Data entries:
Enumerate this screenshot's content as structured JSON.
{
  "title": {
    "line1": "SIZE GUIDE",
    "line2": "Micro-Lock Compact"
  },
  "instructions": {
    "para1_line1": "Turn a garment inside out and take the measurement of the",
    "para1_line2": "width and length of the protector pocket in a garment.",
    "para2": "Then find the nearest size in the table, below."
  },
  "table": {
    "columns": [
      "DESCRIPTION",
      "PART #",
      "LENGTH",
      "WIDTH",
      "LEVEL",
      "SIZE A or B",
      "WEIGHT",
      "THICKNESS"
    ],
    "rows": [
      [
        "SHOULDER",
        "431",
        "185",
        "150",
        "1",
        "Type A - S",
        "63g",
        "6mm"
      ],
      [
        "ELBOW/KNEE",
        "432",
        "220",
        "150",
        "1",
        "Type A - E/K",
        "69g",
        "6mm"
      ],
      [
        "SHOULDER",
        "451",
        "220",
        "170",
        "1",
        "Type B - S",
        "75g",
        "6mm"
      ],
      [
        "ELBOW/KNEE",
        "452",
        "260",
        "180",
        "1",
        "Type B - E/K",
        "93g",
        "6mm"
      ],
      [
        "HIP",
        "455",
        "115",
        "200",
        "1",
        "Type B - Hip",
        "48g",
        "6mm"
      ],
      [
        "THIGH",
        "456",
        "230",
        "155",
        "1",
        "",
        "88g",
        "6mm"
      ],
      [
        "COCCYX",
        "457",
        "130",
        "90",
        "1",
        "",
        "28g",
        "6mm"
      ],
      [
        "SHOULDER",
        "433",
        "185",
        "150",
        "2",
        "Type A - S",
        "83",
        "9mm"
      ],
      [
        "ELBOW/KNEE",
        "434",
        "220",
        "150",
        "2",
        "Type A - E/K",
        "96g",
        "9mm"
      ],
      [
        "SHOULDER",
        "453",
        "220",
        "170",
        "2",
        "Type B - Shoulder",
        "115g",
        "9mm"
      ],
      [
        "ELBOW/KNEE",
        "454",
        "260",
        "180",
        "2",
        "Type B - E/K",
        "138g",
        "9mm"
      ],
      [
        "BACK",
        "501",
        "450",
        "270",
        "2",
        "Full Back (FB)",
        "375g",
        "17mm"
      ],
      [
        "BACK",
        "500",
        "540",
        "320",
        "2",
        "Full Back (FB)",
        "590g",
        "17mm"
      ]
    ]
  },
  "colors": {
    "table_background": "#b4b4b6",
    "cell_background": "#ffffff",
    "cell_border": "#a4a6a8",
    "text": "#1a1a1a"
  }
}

» What this task involves
Using the material above, print every entry exactly as written.

» Exercise output
Enumerate this screenshot's content as structured JSON.
{
  "title": {
    "line1": "SIZE GUIDE",
    "line2": "Micro-Lock Compact"
  },
  "instructions": {
    "para1_line1": "Turn a garment inside out and take the measurement of the",
    "para1_line2": "width and length of the protector pocket in a garment.",
    "para2": "Then find the nearest size in the table, below."
  },
  "table": {
    "columns": [
      "DESCRIPTION",
      "PART #",
      "LENGTH",
      "WIDTH",
      "LEVEL",
      "SIZE A or B",
      "WEIGHT",
      "THICKNESS"
    ],
    "rows": [
      [
        "SHOULDER",
        "431",
        "185",
        "150",
        "1",
        "Type A - S",
        "63g",
        "6mm"
      ],
      [
        "ELBOW/KNEE",
        "432",
        "220",
        "150",
        "1",
        "Type A - E/K",
        "69g",
        "6mm"
      ],
      [
        "SHOULDER",
        "451",
        "220",
        "170",
        "1",
        "Type B - S",
        "75g",
        "6mm"
      ],
      [
        "ELBOW/KNEE",
        "452",
        "260",
        "180",
        "1",
        "Type B - E/K",
        "93g",
        "6mm"
      ],
      [
        "HIP",
        "455",
        "115",
        "200",
        "1",
        "Type B - Hip",
        "48g",
        "6mm"
      ],
      [
        "THIGH",
        "456",
        "230",
        "155",
        "1",
        "",
        "88g",
        "6mm"
      ],
      [
        "COCCYX",
        "457",
        "130",
        "90",
        "1",
        "",
        "28g",
        "6mm"
      ],
      [
        "SHOULDER",
        "433",
        "185",
        "150",
        "2",
        "Type A - S",
        "83",
        "9mm"
      ],
      [
        "ELBOW/KNEE",
        "434",
        "220",
        "150",
        "2",
        "Type A - E/K",
        "96g",
        "9mm"
      ],
      [
        "SHOULDER",
        "453",
        "220",
        "170",
        "2",
        "Type B - Shoulder",
        "115g",
        "9mm"
      ],
      [
        "ELBOW/KNEE",
        "454",
        "260",
        "180",
        "2",
        "Type B - E/K",
        "138g",
        "9mm"
      ],
      [
        "BACK",
        "501",
        "450",
        "270",
        "2",
        "Full Back (FB)",
        "375g",
        "17mm"
      ],
      [
        "BACK",
        "500",
        "540",
        "320",
        "2",
        "Full Back (FB)",
        "590g",
        "17mm"
      ]
    ]
  },
  "colors": {
    "table_background": "#b4b4b6",
    "cell_background": "#ffffff",
    "cell_border": "#a4a6a8",
    "text": "#1a1a1a"
  }
}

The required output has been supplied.